═══ RECORDS FOR PROCESSING

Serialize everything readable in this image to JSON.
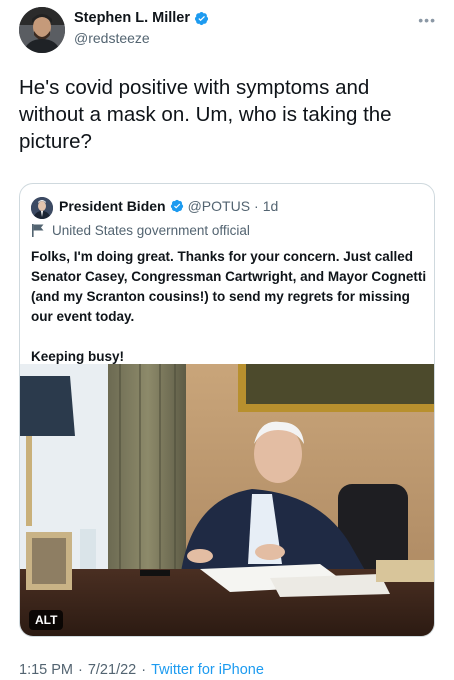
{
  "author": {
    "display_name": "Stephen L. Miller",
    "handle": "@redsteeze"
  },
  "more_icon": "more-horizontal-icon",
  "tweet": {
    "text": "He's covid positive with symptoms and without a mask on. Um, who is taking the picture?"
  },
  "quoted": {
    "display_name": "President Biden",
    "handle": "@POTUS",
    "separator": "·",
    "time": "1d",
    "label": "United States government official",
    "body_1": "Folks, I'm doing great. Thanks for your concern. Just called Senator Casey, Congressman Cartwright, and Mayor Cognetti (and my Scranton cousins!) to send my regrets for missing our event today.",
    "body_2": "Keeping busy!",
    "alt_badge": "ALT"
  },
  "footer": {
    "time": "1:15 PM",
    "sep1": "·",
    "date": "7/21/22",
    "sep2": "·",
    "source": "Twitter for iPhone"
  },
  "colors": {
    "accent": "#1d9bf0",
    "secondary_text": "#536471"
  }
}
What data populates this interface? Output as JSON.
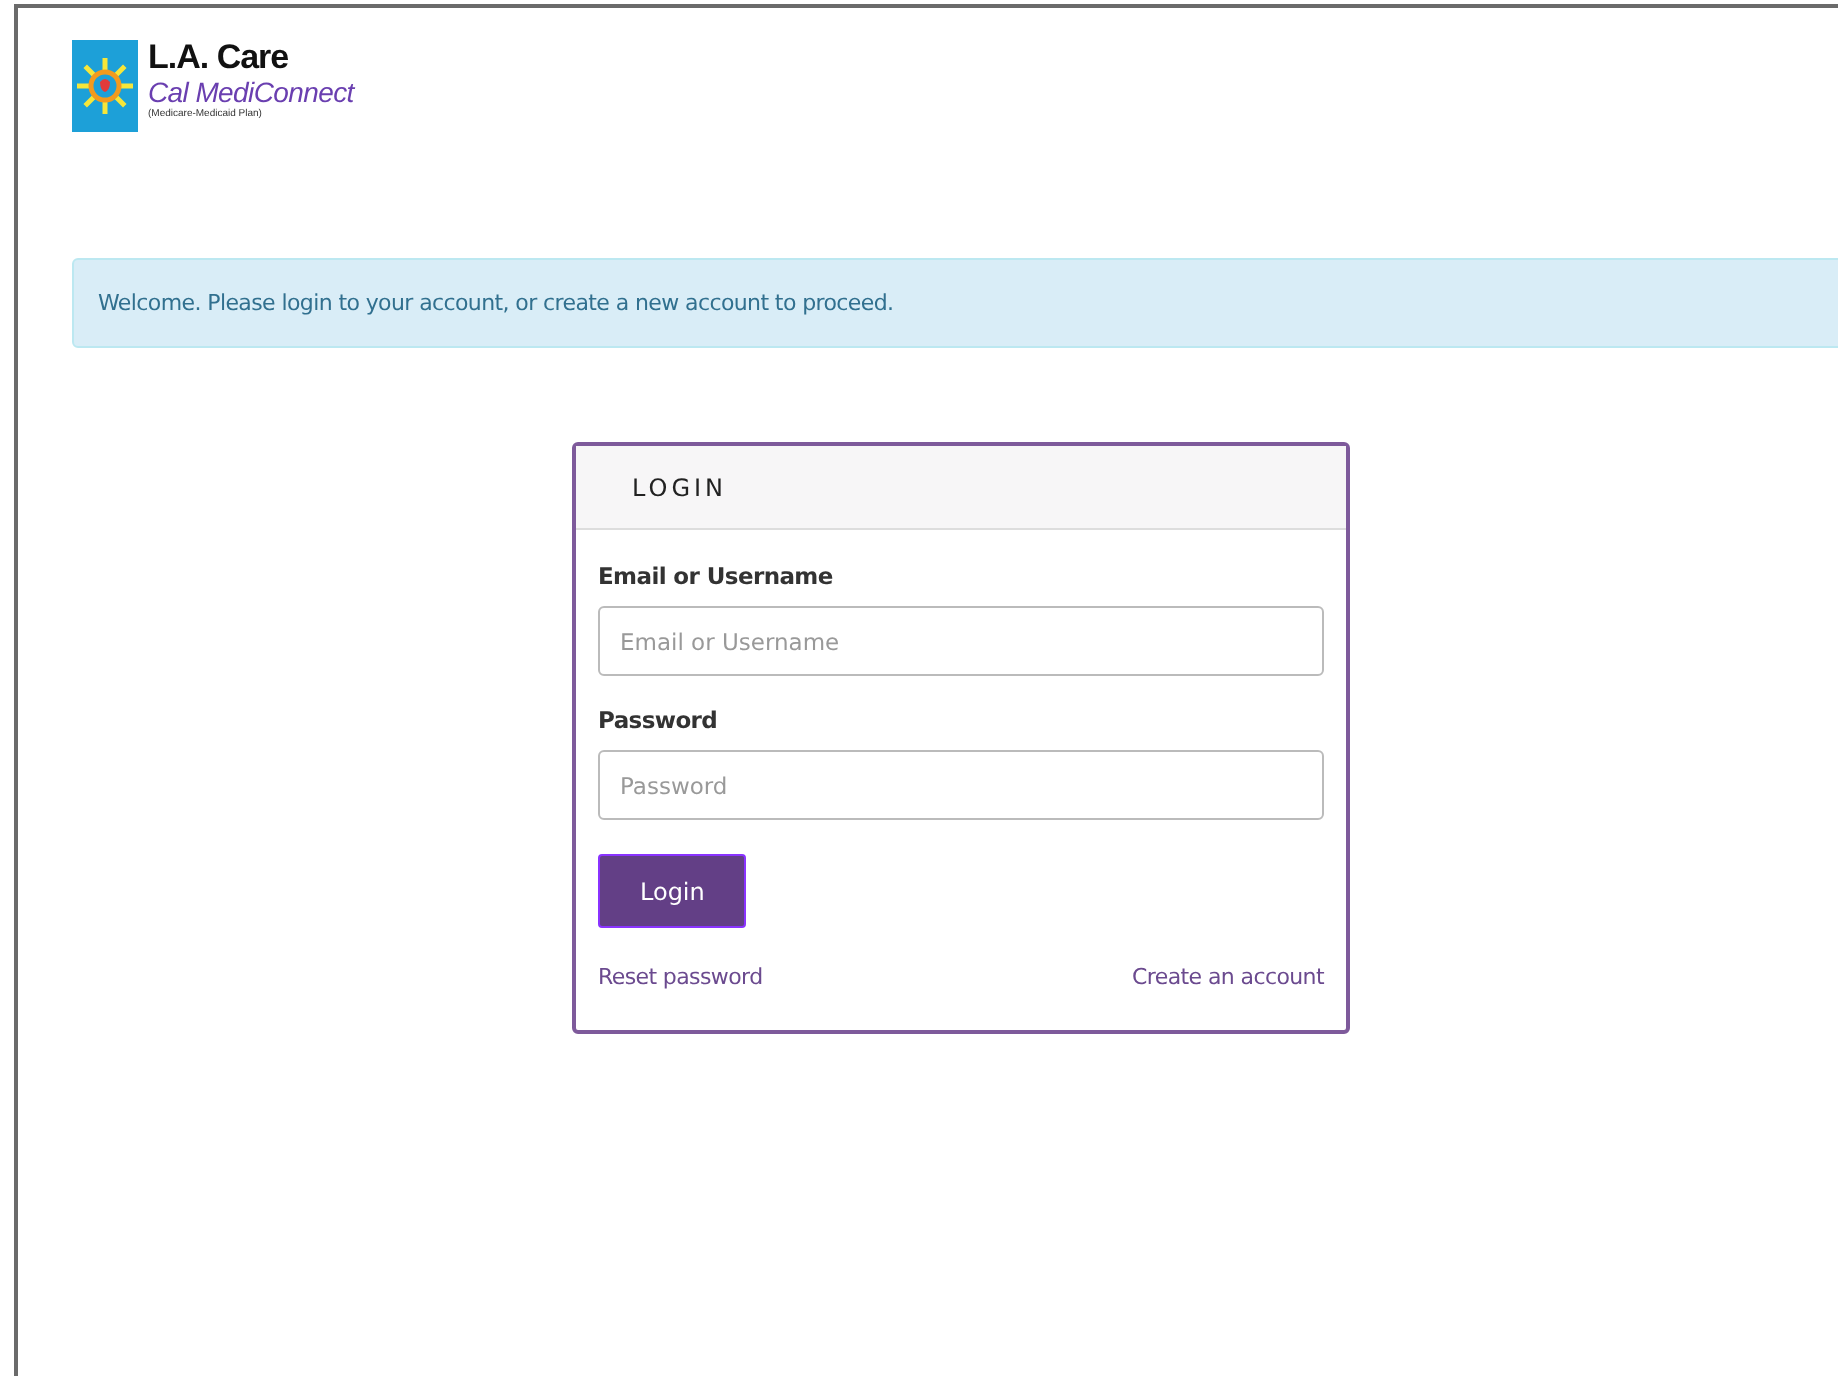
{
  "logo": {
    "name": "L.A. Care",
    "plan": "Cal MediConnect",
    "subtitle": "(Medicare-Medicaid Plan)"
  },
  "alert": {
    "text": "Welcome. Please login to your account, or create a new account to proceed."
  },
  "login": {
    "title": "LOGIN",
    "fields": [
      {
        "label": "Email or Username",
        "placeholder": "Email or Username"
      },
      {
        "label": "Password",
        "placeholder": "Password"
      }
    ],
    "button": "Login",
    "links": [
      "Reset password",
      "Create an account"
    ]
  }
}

══════

WHAT IS EXPECTED: Your output should consist solely of the lines from the line containing "What data populates" through the end of the data above, copied exactly, with images removed.

RESPONSE TO THIS TASK:
What data populates this interface? Output as JSON.
{
  "logo": {
    "name": "L.A. Care",
    "plan": "Cal MediConnect",
    "subtitle": "(Medicare-Medicaid Plan)"
  },
  "alert": {
    "text": "Welcome. Please login to your account, or create a new account to proceed."
  },
  "login": {
    "title": "LOGIN",
    "fields": [
      {
        "label": "Email or Username",
        "placeholder": "Email or Username"
      },
      {
        "label": "Password",
        "placeholder": "Password"
      }
    ],
    "button": "Login",
    "links": [
      "Reset password",
      "Create an account"
    ]
  }
}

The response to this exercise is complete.